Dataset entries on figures
* Start *
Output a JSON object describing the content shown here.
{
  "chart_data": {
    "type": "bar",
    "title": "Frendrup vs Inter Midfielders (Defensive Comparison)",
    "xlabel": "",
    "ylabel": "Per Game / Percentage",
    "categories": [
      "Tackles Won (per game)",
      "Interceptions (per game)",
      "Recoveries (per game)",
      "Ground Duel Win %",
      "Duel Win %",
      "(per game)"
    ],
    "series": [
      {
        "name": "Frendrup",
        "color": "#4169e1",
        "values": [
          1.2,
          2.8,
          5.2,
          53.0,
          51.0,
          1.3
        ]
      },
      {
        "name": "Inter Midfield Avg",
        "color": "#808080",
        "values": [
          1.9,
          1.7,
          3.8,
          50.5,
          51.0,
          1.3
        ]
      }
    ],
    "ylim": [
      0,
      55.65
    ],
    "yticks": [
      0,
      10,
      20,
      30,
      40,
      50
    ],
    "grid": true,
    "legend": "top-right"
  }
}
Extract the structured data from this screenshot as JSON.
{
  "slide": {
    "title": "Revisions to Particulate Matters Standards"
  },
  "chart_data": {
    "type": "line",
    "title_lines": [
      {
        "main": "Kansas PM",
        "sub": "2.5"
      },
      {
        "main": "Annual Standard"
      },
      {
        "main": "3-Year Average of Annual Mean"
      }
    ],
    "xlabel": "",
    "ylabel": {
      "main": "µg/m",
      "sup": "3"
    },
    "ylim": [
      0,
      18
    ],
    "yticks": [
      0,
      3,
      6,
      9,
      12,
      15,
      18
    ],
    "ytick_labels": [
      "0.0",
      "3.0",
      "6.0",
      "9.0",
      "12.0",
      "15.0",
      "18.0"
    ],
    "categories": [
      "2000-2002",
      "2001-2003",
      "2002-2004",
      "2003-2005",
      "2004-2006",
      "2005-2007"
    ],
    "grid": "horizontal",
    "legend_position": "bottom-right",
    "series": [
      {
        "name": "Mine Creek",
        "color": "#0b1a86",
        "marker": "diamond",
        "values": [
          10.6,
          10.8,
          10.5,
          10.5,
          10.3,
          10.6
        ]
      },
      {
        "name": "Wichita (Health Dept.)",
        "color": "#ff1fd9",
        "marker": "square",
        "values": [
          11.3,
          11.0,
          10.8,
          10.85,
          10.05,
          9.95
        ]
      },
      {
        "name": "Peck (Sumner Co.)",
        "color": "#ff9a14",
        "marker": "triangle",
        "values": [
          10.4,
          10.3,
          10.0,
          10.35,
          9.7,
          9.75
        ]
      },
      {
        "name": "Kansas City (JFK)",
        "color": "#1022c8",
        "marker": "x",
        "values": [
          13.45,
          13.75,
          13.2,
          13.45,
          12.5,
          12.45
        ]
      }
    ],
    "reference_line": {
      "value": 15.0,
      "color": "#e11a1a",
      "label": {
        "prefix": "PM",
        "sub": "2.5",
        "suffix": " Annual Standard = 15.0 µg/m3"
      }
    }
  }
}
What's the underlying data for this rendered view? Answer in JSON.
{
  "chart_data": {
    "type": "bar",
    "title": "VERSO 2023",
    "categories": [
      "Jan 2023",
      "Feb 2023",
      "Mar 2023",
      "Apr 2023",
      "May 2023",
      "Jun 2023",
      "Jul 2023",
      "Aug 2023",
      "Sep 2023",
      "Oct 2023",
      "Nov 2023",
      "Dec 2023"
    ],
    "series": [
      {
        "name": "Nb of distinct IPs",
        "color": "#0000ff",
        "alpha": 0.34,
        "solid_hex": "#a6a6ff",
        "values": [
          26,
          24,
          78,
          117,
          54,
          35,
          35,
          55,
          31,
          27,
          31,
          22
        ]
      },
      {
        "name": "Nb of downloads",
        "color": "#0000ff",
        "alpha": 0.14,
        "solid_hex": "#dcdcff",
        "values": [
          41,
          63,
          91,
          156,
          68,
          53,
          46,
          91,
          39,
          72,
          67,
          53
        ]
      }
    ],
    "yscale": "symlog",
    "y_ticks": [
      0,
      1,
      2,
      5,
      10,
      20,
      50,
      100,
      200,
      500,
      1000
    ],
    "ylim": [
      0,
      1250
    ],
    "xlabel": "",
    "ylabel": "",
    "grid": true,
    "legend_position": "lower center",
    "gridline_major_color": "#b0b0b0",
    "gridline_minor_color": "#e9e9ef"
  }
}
* End *
Exercise => Please repeat the listing above in full and exactly.

The reply =>
Output a JSON object describing the content shown here.
{
  "chart_data": {
    "type": "bar",
    "title": "Frendrup vs Inter Midfielders (Defensive Comparison)",
    "xlabel": "",
    "ylabel": "Per Game / Percentage",
    "categories": [
      "Tackles Won (per game)",
      "Interceptions (per game)",
      "Recoveries (per game)",
      "Ground Duel Win %",
      "Duel Win %",
      "(per game)"
    ],
    "series": [
      {
        "name": "Frendrup",
        "color": "#4169e1",
        "values": [
          1.2,
          2.8,
          5.2,
          53.0,
          51.0,
          1.3
        ]
      },
      {
        "name": "Inter Midfield Avg",
        "color": "#808080",
        "values": [
          1.9,
          1.7,
          3.8,
          50.5,
          51.0,
          1.3
        ]
      }
    ],
    "ylim": [
      0,
      55.65
    ],
    "yticks": [
      0,
      10,
      20,
      30,
      40,
      50
    ],
    "grid": true,
    "legend": "top-right"
  }
}
Extract the structured data from this screenshot as JSON.
{
  "slide": {
    "title": "Revisions to Particulate Matters Standards"
  },
  "chart_data": {
    "type": "line",
    "title_lines": [
      {
        "main": "Kansas PM",
        "sub": "2.5"
      },
      {
        "main": "Annual Standard"
      },
      {
        "main": "3-Year Average of Annual Mean"
      }
    ],
    "xlabel": "",
    "ylabel": {
      "main": "µg/m",
      "sup": "3"
    },
    "ylim": [
      0,
      18
    ],
    "yticks": [
      0,
      3,
      6,
      9,
      12,
      15,
      18
    ],
    "ytick_labels": [
      "0.0",
      "3.0",
      "6.0",
      "9.0",
      "12.0",
      "15.0",
      "18.0"
    ],
    "categories": [
      "2000-2002",
      "2001-2003",
      "2002-2004",
      "2003-2005",
      "2004-2006",
      "2005-2007"
    ],
    "grid": "horizontal",
    "legend_position": "bottom-right",
    "series": [
      {
        "name": "Mine Creek",
        "color": "#0b1a86",
        "marker": "diamond",
        "values": [
          10.6,
          10.8,
          10.5,
          10.5,
          10.3,
          10.6
        ]
      },
      {
        "name": "Wichita (Health Dept.)",
        "color": "#ff1fd9",
        "marker": "square",
        "values": [
          11.3,
          11.0,
          10.8,
          10.85,
          10.05,
          9.95
        ]
      },
      {
        "name": "Peck (Sumner Co.)",
        "color": "#ff9a14",
        "marker": "triangle",
        "values": [
          10.4,
          10.3,
          10.0,
          10.35,
          9.7,
          9.75
        ]
      },
      {
        "name": "Kansas City (JFK)",
        "color": "#1022c8",
        "marker": "x",
        "values": [
          13.45,
          13.75,
          13.2,
          13.45,
          12.5,
          12.45
        ]
      }
    ],
    "reference_line": {
      "value": 15.0,
      "color": "#e11a1a",
      "label": {
        "prefix": "PM",
        "sub": "2.5",
        "suffix": " Annual Standard = 15.0 µg/m3"
      }
    }
  }
}
What's the underlying data for this rendered view? Answer in JSON.
{
  "chart_data": {
    "type": "bar",
    "title": "VERSO 2023",
    "categories": [
      "Jan 2023",
      "Feb 2023",
      "Mar 2023",
      "Apr 2023",
      "May 2023",
      "Jun 2023",
      "Jul 2023",
      "Aug 2023",
      "Sep 2023",
      "Oct 2023",
      "Nov 2023",
      "Dec 2023"
    ],
    "series": [
      {
        "name": "Nb of distinct IPs",
        "color": "#0000ff",
        "alpha": 0.34,
        "solid_hex": "#a6a6ff",
        "values": [
          26,
          24,
          78,
          117,
          54,
          35,
          35,
          55,
          31,
          27,
          31,
          22
        ]
      },
      {
        "name": "Nb of downloads",
        "color": "#0000ff",
        "alpha": 0.14,
        "solid_hex": "#dcdcff",
        "values": [
          41,
          63,
          91,
          156,
          68,
          53,
          46,
          91,
          39,
          72,
          67,
          53
        ]
      }
    ],
    "yscale": "symlog",
    "y_ticks": [
      0,
      1,
      2,
      5,
      10,
      20,
      50,
      100,
      200,
      500,
      1000
    ],
    "ylim": [
      0,
      1250
    ],
    "xlabel": "",
    "ylabel": "",
    "grid": true,
    "legend_position": "lower center",
    "gridline_major_color": "#b0b0b0",
    "gridline_minor_color": "#e9e9ef"
  }
}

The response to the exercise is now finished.